*** Entries ***

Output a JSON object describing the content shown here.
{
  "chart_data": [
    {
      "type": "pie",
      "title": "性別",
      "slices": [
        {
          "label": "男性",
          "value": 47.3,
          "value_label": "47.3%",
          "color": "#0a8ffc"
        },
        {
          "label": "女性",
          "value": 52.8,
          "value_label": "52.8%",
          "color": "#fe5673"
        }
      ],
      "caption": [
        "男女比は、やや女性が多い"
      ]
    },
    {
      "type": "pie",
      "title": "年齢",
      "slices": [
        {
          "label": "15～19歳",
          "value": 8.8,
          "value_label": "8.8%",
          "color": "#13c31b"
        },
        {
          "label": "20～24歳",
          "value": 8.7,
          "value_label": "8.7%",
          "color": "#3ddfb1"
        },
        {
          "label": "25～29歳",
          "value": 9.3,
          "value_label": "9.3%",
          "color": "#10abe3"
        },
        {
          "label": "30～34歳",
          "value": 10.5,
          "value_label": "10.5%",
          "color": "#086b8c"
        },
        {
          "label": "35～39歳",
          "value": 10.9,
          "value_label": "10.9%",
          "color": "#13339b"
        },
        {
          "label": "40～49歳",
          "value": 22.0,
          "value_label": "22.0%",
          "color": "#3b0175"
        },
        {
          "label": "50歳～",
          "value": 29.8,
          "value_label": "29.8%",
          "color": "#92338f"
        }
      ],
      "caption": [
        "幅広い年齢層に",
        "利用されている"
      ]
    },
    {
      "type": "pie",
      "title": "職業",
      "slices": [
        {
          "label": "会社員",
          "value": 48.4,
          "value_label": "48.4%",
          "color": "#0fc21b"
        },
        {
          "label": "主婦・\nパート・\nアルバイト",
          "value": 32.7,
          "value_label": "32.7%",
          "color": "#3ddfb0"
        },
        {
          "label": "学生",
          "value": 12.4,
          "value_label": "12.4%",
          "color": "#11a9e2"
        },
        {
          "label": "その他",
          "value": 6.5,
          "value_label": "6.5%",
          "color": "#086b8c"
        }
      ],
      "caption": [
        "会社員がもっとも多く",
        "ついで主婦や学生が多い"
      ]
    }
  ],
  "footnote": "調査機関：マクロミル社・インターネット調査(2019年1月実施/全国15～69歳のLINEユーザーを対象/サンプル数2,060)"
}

***

Exercise task =>
Set down the entries above again, word for word.

Solution =>
Output a JSON object describing the content shown here.
{
  "chart_data": [
    {
      "type": "pie",
      "title": "性別",
      "slices": [
        {
          "label": "男性",
          "value": 47.3,
          "value_label": "47.3%",
          "color": "#0a8ffc"
        },
        {
          "label": "女性",
          "value": 52.8,
          "value_label": "52.8%",
          "color": "#fe5673"
        }
      ],
      "caption": [
        "男女比は、やや女性が多い"
      ]
    },
    {
      "type": "pie",
      "title": "年齢",
      "slices": [
        {
          "label": "15～19歳",
          "value": 8.8,
          "value_label": "8.8%",
          "color": "#13c31b"
        },
        {
          "label": "20～24歳",
          "value": 8.7,
          "value_label": "8.7%",
          "color": "#3ddfb1"
        },
        {
          "label": "25～29歳",
          "value": 9.3,
          "value_label": "9.3%",
          "color": "#10abe3"
        },
        {
          "label": "30～34歳",
          "value": 10.5,
          "value_label": "10.5%",
          "color": "#086b8c"
        },
        {
          "label": "35～39歳",
          "value": 10.9,
          "value_label": "10.9%",
          "color": "#13339b"
        },
        {
          "label": "40～49歳",
          "value": 22.0,
          "value_label": "22.0%",
          "color": "#3b0175"
        },
        {
          "label": "50歳～",
          "value": 29.8,
          "value_label": "29.8%",
          "color": "#92338f"
        }
      ],
      "caption": [
        "幅広い年齢層に",
        "利用されている"
      ]
    },
    {
      "type": "pie",
      "title": "職業",
      "slices": [
        {
          "label": "会社員",
          "value": 48.4,
          "value_label": "48.4%",
          "color": "#0fc21b"
        },
        {
          "label": "主婦・\nパート・\nアルバイト",
          "value": 32.7,
          "value_label": "32.7%",
          "color": "#3ddfb0"
        },
        {
          "label": "学生",
          "value": 12.4,
          "value_label": "12.4%",
          "color": "#11a9e2"
        },
        {
          "label": "その他",
          "value": 6.5,
          "value_label": "6.5%",
          "color": "#086b8c"
        }
      ],
      "caption": [
        "会社員がもっとも多く",
        "ついで主婦や学生が多い"
      ]
    }
  ],
  "footnote": "調査機関：マクロミル社・インターネット調査(2019年1月実施/全国15～69歳のLINEユーザーを対象/サンプル数2,060)"
}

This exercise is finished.